→ **GIVEN INSTRUCTION**:
For each line in the data below that holds "プローブデバイス", return a copy.

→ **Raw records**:
......

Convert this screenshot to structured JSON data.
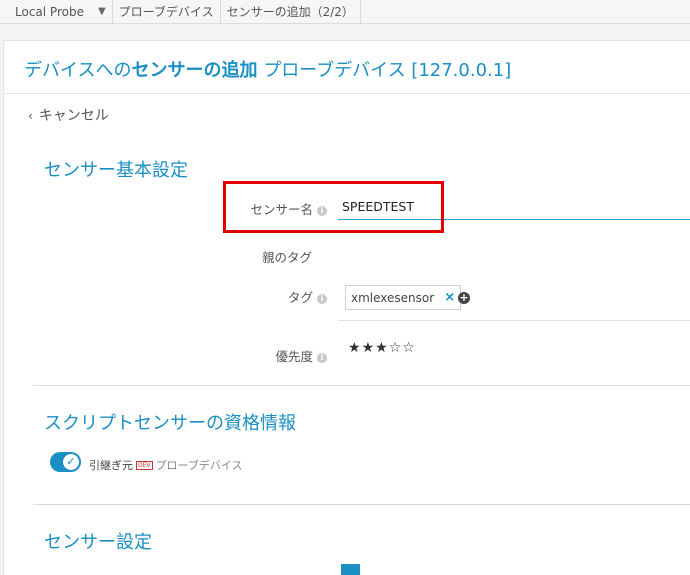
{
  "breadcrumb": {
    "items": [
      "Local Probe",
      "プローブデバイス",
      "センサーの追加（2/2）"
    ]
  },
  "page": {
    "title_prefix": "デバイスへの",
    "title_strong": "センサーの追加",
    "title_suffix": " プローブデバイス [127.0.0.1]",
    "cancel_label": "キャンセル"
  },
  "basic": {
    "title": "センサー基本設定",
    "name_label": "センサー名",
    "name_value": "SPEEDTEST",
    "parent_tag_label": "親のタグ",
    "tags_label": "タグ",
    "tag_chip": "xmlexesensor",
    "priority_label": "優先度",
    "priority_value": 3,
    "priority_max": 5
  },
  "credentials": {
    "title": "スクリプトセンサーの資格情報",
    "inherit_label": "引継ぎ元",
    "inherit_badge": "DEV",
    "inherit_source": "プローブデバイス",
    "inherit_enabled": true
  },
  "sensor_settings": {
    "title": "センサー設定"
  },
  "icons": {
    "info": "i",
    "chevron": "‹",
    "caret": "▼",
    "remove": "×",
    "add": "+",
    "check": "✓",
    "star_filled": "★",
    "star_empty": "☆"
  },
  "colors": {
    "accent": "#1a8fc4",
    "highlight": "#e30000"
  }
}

......

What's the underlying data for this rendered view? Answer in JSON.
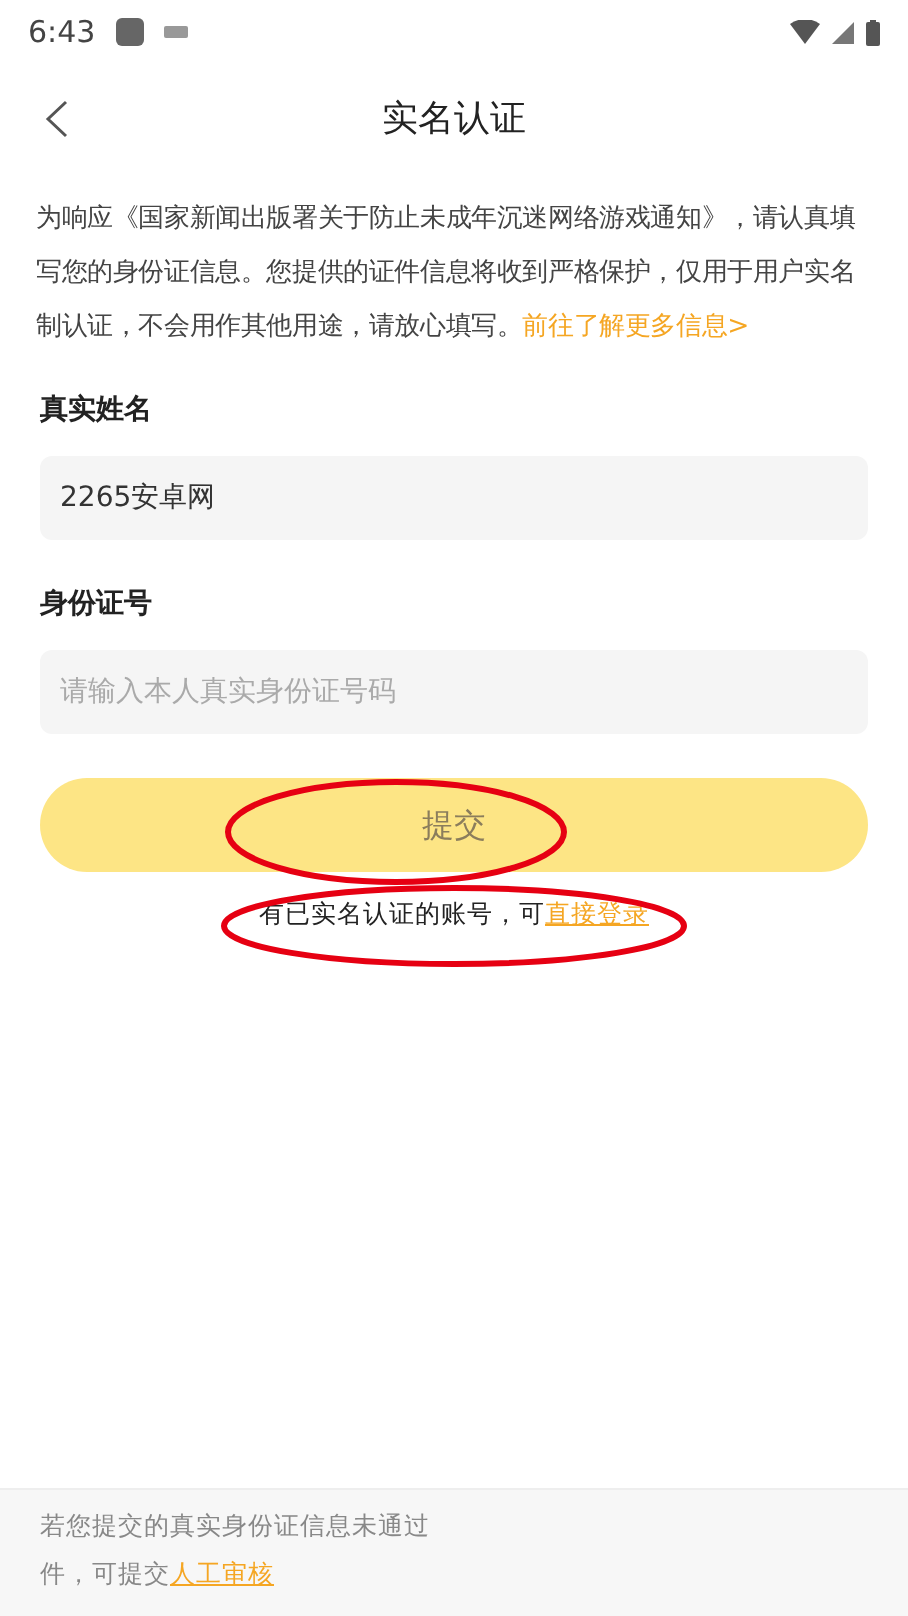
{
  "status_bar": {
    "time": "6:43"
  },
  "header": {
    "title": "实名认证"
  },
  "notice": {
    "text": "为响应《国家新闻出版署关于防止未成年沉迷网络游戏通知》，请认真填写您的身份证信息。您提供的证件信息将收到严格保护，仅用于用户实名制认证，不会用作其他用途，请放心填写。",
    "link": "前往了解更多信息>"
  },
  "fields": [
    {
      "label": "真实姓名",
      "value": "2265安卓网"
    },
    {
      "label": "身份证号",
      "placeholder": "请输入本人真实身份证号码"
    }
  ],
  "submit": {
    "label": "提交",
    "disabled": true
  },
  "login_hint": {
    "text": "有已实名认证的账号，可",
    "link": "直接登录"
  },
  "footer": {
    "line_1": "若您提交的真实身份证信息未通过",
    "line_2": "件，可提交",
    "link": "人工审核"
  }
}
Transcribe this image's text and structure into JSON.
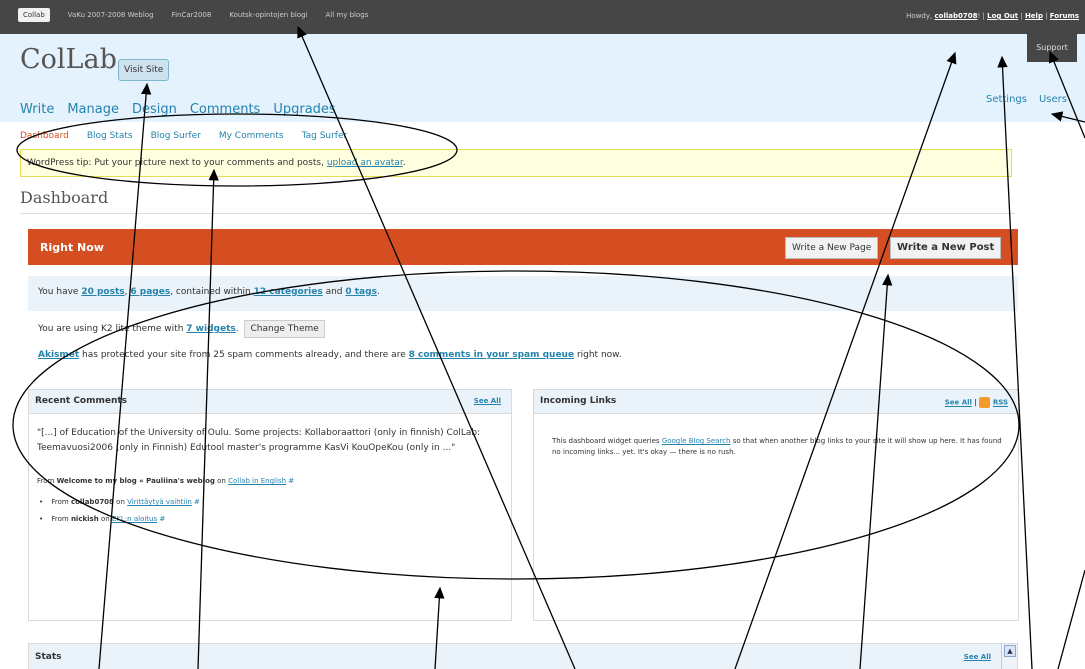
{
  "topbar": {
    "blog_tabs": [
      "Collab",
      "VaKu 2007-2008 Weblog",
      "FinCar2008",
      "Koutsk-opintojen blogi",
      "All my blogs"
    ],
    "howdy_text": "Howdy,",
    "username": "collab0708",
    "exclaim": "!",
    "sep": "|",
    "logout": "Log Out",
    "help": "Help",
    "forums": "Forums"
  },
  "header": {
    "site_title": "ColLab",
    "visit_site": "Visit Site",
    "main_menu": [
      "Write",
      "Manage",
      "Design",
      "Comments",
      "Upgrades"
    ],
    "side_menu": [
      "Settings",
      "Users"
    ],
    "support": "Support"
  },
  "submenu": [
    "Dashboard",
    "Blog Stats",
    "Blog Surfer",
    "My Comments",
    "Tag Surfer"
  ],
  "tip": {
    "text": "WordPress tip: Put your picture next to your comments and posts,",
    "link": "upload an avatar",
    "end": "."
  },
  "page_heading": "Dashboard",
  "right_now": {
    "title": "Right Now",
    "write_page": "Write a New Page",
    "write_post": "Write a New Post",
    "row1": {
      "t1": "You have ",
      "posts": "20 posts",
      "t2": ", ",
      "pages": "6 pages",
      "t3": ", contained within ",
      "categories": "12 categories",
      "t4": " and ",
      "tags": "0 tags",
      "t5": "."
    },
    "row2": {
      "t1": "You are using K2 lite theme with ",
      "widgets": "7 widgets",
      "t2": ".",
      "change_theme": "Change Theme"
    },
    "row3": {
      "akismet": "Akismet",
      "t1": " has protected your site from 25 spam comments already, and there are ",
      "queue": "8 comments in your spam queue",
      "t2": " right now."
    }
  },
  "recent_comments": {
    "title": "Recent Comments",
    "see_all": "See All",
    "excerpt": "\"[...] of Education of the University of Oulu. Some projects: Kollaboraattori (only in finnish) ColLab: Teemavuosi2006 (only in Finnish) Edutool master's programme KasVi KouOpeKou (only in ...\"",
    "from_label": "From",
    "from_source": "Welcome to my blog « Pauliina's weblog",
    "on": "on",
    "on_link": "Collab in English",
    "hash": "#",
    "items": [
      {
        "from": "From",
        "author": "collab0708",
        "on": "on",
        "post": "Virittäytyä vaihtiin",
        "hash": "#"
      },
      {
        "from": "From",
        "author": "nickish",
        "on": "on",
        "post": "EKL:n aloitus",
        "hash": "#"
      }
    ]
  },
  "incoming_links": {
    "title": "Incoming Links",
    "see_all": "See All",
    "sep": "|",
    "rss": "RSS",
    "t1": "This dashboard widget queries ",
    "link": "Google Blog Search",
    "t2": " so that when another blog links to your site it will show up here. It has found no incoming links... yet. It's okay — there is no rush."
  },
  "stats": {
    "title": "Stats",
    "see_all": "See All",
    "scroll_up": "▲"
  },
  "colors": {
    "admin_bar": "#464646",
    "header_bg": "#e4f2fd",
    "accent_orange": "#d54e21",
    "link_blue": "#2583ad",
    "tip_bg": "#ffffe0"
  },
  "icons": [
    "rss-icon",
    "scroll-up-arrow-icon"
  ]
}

......

→ **ANSWER IN FULL**:
      "プローブデバイス",
    "title_suffix": " プローブデバイス [127.0.0.1]",
    "inherit_source": "プローブデバイス",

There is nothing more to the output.